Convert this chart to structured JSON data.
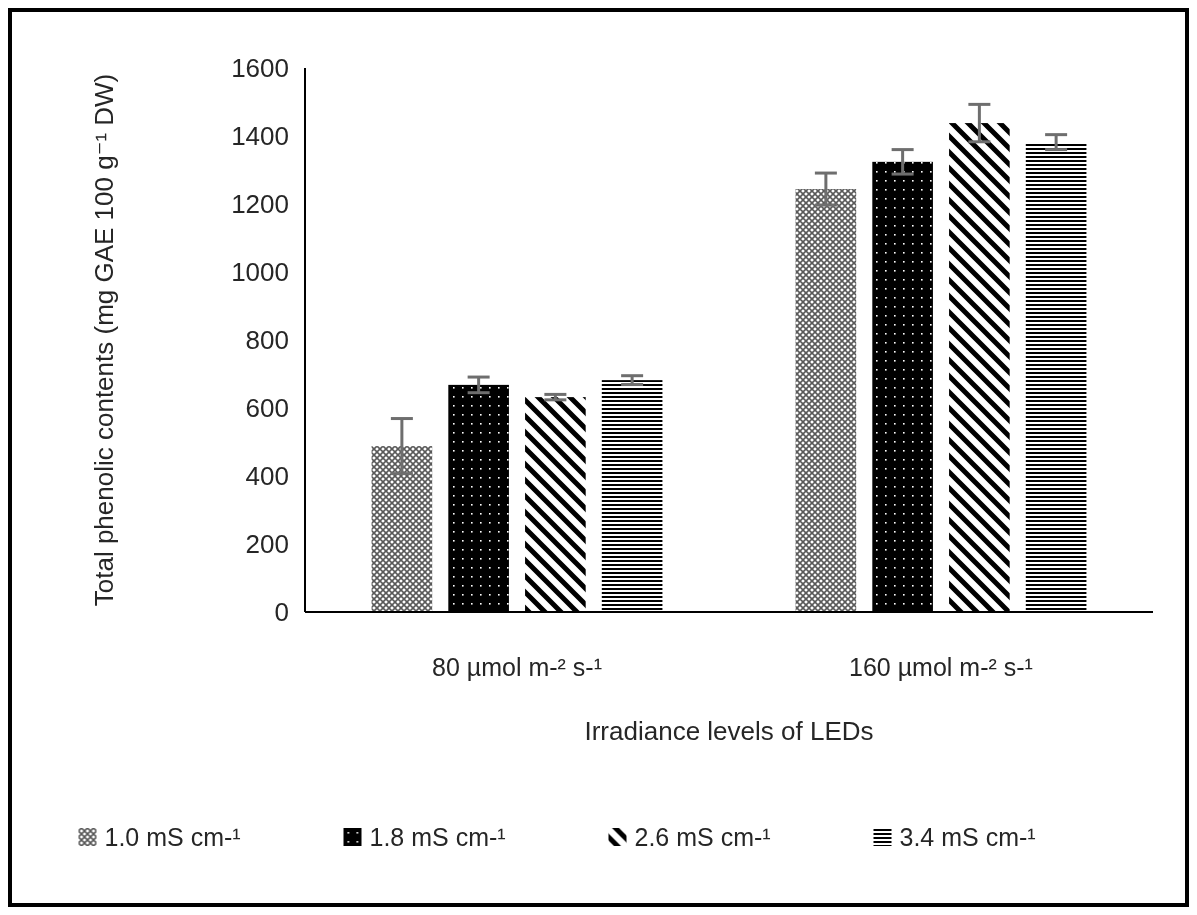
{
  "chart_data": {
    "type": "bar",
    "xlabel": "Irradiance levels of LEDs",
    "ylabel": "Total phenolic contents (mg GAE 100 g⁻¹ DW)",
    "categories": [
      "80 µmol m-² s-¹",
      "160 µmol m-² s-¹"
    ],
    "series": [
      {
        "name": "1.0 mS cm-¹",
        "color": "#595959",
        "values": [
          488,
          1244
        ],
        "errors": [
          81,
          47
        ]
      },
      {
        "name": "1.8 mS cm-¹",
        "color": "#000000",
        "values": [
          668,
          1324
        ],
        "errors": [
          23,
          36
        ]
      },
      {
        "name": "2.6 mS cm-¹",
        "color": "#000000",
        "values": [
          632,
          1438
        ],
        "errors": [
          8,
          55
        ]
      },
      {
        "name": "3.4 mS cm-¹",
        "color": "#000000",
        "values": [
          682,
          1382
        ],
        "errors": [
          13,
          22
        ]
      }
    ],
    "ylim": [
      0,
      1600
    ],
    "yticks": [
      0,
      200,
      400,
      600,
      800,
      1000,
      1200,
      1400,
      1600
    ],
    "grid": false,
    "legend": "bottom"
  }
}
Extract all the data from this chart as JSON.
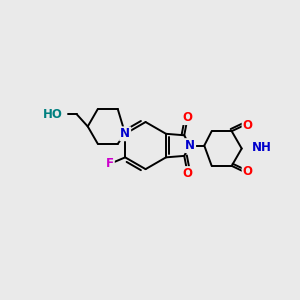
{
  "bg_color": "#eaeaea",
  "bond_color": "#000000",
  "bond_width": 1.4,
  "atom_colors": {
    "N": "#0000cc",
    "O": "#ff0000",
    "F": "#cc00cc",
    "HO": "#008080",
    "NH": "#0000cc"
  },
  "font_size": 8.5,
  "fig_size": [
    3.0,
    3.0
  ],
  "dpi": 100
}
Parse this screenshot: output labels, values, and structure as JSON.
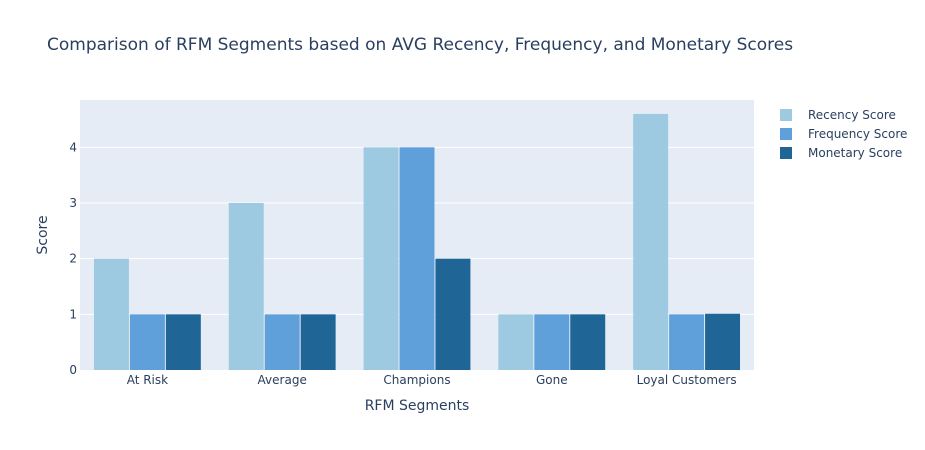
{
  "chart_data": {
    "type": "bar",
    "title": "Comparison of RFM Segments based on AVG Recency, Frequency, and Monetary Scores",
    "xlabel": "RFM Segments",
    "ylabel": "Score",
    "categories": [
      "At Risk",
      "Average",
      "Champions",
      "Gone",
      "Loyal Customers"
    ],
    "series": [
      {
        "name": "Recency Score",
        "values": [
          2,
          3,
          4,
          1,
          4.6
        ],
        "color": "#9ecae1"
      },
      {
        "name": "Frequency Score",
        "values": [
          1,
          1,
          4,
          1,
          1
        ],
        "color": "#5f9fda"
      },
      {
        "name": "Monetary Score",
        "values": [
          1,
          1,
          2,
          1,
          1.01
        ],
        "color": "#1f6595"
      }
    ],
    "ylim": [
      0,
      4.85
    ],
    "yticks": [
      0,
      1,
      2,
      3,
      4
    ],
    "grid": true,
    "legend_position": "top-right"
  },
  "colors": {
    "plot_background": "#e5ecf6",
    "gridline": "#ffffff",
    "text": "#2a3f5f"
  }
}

--------------------------------

# TASK DETAILS:
Search the data above for lines holding "Segments" and copy each of them.

# THE RESULT:
    "title": "Comparison of RFM Segments based on AVG Recency, Frequency, and Monetary Scores",
    "xlabel": "RFM Segments",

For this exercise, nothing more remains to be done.